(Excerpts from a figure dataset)
========

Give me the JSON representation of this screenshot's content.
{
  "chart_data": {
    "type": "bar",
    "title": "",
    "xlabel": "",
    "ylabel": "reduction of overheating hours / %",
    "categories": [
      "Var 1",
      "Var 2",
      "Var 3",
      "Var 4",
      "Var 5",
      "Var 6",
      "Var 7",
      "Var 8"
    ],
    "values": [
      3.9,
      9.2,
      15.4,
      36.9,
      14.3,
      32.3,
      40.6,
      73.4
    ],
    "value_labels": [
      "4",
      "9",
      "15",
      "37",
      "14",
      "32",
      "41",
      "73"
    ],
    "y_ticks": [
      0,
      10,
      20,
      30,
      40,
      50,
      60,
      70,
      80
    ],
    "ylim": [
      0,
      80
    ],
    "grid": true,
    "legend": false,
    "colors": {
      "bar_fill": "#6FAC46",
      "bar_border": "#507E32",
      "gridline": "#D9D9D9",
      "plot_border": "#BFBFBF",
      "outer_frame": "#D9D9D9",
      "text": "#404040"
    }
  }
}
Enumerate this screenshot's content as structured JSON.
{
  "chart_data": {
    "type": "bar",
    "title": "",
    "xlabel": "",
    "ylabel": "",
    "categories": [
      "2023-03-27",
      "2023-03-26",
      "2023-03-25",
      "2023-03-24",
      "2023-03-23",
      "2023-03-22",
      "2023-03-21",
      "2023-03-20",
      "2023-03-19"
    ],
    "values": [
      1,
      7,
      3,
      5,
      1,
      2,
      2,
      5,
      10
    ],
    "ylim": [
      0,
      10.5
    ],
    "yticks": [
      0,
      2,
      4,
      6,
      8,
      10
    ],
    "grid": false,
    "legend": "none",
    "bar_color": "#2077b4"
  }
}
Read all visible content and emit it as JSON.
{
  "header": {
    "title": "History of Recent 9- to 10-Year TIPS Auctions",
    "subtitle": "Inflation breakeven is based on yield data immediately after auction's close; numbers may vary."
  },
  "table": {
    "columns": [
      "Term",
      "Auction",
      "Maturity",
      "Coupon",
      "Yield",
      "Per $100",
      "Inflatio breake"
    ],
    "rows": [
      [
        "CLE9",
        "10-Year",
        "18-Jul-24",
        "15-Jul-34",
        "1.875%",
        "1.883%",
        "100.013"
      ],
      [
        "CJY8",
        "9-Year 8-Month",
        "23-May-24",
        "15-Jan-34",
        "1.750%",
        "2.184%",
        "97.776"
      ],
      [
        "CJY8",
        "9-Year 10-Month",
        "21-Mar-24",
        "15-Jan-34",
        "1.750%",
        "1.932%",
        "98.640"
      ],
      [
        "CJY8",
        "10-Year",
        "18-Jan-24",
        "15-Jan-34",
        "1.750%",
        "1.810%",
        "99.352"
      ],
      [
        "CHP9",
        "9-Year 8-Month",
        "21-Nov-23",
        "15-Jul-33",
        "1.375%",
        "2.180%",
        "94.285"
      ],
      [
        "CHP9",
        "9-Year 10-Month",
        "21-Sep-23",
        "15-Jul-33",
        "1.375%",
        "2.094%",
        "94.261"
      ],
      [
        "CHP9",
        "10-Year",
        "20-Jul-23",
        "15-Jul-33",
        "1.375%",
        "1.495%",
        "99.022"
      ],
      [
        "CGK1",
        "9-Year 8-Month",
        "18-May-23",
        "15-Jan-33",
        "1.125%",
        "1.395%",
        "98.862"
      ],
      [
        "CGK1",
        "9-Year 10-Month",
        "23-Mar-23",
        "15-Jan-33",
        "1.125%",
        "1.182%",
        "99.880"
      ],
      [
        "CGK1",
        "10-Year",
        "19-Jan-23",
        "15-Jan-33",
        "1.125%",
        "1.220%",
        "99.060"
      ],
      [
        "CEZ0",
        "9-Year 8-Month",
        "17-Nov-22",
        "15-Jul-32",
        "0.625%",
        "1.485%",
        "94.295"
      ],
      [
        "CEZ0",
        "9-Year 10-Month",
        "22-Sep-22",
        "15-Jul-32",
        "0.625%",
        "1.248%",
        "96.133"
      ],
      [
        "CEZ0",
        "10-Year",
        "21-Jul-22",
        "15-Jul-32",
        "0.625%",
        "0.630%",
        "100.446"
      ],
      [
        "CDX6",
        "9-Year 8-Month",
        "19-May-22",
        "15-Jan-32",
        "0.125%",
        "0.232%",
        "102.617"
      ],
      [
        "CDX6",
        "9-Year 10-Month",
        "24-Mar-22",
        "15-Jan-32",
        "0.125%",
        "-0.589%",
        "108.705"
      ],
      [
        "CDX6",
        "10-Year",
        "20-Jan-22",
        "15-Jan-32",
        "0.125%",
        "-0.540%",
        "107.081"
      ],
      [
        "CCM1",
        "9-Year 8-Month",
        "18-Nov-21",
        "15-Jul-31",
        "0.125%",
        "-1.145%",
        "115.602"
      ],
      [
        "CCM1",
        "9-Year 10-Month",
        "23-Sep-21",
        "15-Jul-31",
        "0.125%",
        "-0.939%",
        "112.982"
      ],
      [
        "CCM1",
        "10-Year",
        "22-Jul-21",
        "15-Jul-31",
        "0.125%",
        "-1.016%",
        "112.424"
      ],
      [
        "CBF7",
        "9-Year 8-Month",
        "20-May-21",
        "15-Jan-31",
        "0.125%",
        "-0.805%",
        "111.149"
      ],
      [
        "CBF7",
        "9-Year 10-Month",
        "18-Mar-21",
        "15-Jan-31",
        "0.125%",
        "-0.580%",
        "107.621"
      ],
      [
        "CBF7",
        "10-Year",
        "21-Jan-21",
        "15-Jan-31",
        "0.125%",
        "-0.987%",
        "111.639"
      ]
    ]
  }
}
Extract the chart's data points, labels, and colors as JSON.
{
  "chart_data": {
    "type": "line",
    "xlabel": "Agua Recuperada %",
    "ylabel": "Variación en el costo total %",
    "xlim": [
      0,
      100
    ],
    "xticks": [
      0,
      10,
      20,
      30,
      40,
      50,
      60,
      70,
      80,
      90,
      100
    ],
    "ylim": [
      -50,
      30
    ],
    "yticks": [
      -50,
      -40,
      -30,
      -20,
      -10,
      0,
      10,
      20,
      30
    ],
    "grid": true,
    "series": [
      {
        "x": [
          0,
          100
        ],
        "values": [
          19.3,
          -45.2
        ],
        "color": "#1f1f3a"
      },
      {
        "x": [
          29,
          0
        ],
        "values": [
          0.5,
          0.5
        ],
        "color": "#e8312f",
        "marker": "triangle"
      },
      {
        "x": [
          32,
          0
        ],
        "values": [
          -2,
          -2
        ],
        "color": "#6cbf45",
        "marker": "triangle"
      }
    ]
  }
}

========

• Goal: Quote the whole listing above, leaving nothing out.

• Correct response:
Give me the JSON representation of this screenshot's content.
{
  "chart_data": {
    "type": "bar",
    "title": "",
    "xlabel": "",
    "ylabel": "reduction of overheating hours / %",
    "categories": [
      "Var 1",
      "Var 2",
      "Var 3",
      "Var 4",
      "Var 5",
      "Var 6",
      "Var 7",
      "Var 8"
    ],
    "values": [
      3.9,
      9.2,
      15.4,
      36.9,
      14.3,
      32.3,
      40.6,
      73.4
    ],
    "value_labels": [
      "4",
      "9",
      "15",
      "37",
      "14",
      "32",
      "41",
      "73"
    ],
    "y_ticks": [
      0,
      10,
      20,
      30,
      40,
      50,
      60,
      70,
      80
    ],
    "ylim": [
      0,
      80
    ],
    "grid": true,
    "legend": false,
    "colors": {
      "bar_fill": "#6FAC46",
      "bar_border": "#507E32",
      "gridline": "#D9D9D9",
      "plot_border": "#BFBFBF",
      "outer_frame": "#D9D9D9",
      "text": "#404040"
    }
  }
}
Enumerate this screenshot's content as structured JSON.
{
  "chart_data": {
    "type": "bar",
    "title": "",
    "xlabel": "",
    "ylabel": "",
    "categories": [
      "2023-03-27",
      "2023-03-26",
      "2023-03-25",
      "2023-03-24",
      "2023-03-23",
      "2023-03-22",
      "2023-03-21",
      "2023-03-20",
      "2023-03-19"
    ],
    "values": [
      1,
      7,
      3,
      5,
      1,
      2,
      2,
      5,
      10
    ],
    "ylim": [
      0,
      10.5
    ],
    "yticks": [
      0,
      2,
      4,
      6,
      8,
      10
    ],
    "grid": false,
    "legend": "none",
    "bar_color": "#2077b4"
  }
}
Read all visible content and emit it as JSON.
{
  "header": {
    "title": "History of Recent 9- to 10-Year TIPS Auctions",
    "subtitle": "Inflation breakeven is based on yield data immediately after auction's close; numbers may vary."
  },
  "table": {
    "columns": [
      "Term",
      "Auction",
      "Maturity",
      "Coupon",
      "Yield",
      "Per $100",
      "Inflatio breake"
    ],
    "rows": [
      [
        "CLE9",
        "10-Year",
        "18-Jul-24",
        "15-Jul-34",
        "1.875%",
        "1.883%",
        "100.013"
      ],
      [
        "CJY8",
        "9-Year 8-Month",
        "23-May-24",
        "15-Jan-34",
        "1.750%",
        "2.184%",
        "97.776"
      ],
      [
        "CJY8",
        "9-Year 10-Month",
        "21-Mar-24",
        "15-Jan-34",
        "1.750%",
        "1.932%",
        "98.640"
      ],
      [
        "CJY8",
        "10-Year",
        "18-Jan-24",
        "15-Jan-34",
        "1.750%",
        "1.810%",
        "99.352"
      ],
      [
        "CHP9",
        "9-Year 8-Month",
        "21-Nov-23",
        "15-Jul-33",
        "1.375%",
        "2.180%",
        "94.285"
      ],
      [
        "CHP9",
        "9-Year 10-Month",
        "21-Sep-23",
        "15-Jul-33",
        "1.375%",
        "2.094%",
        "94.261"
      ],
      [
        "CHP9",
        "10-Year",
        "20-Jul-23",
        "15-Jul-33",
        "1.375%",
        "1.495%",
        "99.022"
      ],
      [
        "CGK1",
        "9-Year 8-Month",
        "18-May-23",
        "15-Jan-33",
        "1.125%",
        "1.395%",
        "98.862"
      ],
      [
        "CGK1",
        "9-Year 10-Month",
        "23-Mar-23",
        "15-Jan-33",
        "1.125%",
        "1.182%",
        "99.880"
      ],
      [
        "CGK1",
        "10-Year",
        "19-Jan-23",
        "15-Jan-33",
        "1.125%",
        "1.220%",
        "99.060"
      ],
      [
        "CEZ0",
        "9-Year 8-Month",
        "17-Nov-22",
        "15-Jul-32",
        "0.625%",
        "1.485%",
        "94.295"
      ],
      [
        "CEZ0",
        "9-Year 10-Month",
        "22-Sep-22",
        "15-Jul-32",
        "0.625%",
        "1.248%",
        "96.133"
      ],
      [
        "CEZ0",
        "10-Year",
        "21-Jul-22",
        "15-Jul-32",
        "0.625%",
        "0.630%",
        "100.446"
      ],
      [
        "CDX6",
        "9-Year 8-Month",
        "19-May-22",
        "15-Jan-32",
        "0.125%",
        "0.232%",
        "102.617"
      ],
      [
        "CDX6",
        "9-Year 10-Month",
        "24-Mar-22",
        "15-Jan-32",
        "0.125%",
        "-0.589%",
        "108.705"
      ],
      [
        "CDX6",
        "10-Year",
        "20-Jan-22",
        "15-Jan-32",
        "0.125%",
        "-0.540%",
        "107.081"
      ],
      [
        "CCM1",
        "9-Year 8-Month",
        "18-Nov-21",
        "15-Jul-31",
        "0.125%",
        "-1.145%",
        "115.602"
      ],
      [
        "CCM1",
        "9-Year 10-Month",
        "23-Sep-21",
        "15-Jul-31",
        "0.125%",
        "-0.939%",
        "112.982"
      ],
      [
        "CCM1",
        "10-Year",
        "22-Jul-21",
        "15-Jul-31",
        "0.125%",
        "-1.016%",
        "112.424"
      ],
      [
        "CBF7",
        "9-Year 8-Month",
        "20-May-21",
        "15-Jan-31",
        "0.125%",
        "-0.805%",
        "111.149"
      ],
      [
        "CBF7",
        "9-Year 10-Month",
        "18-Mar-21",
        "15-Jan-31",
        "0.125%",
        "-0.580%",
        "107.621"
      ],
      [
        "CBF7",
        "10-Year",
        "21-Jan-21",
        "15-Jan-31",
        "0.125%",
        "-0.987%",
        "111.639"
      ]
    ]
  }
}
Extract the chart's data points, labels, and colors as JSON.
{
  "chart_data": {
    "type": "line",
    "xlabel": "Agua Recuperada %",
    "ylabel": "Variación en el costo total %",
    "xlim": [
      0,
      100
    ],
    "xticks": [
      0,
      10,
      20,
      30,
      40,
      50,
      60,
      70,
      80,
      90,
      100
    ],
    "ylim": [
      -50,
      30
    ],
    "yticks": [
      -50,
      -40,
      -30,
      -20,
      -10,
      0,
      10,
      20,
      30
    ],
    "grid": true,
    "series": [
      {
        "x": [
          0,
          100
        ],
        "values": [
          19.3,
          -45.2
        ],
        "color": "#1f1f3a"
      },
      {
        "x": [
          29,
          0
        ],
        "values": [
          0.5,
          0.5
        ],
        "color": "#e8312f",
        "marker": "triangle"
      },
      {
        "x": [
          32,
          0
        ],
        "values": [
          -2,
          -2
        ],
        "color": "#6cbf45",
        "marker": "triangle"
      }
    ]
  }
}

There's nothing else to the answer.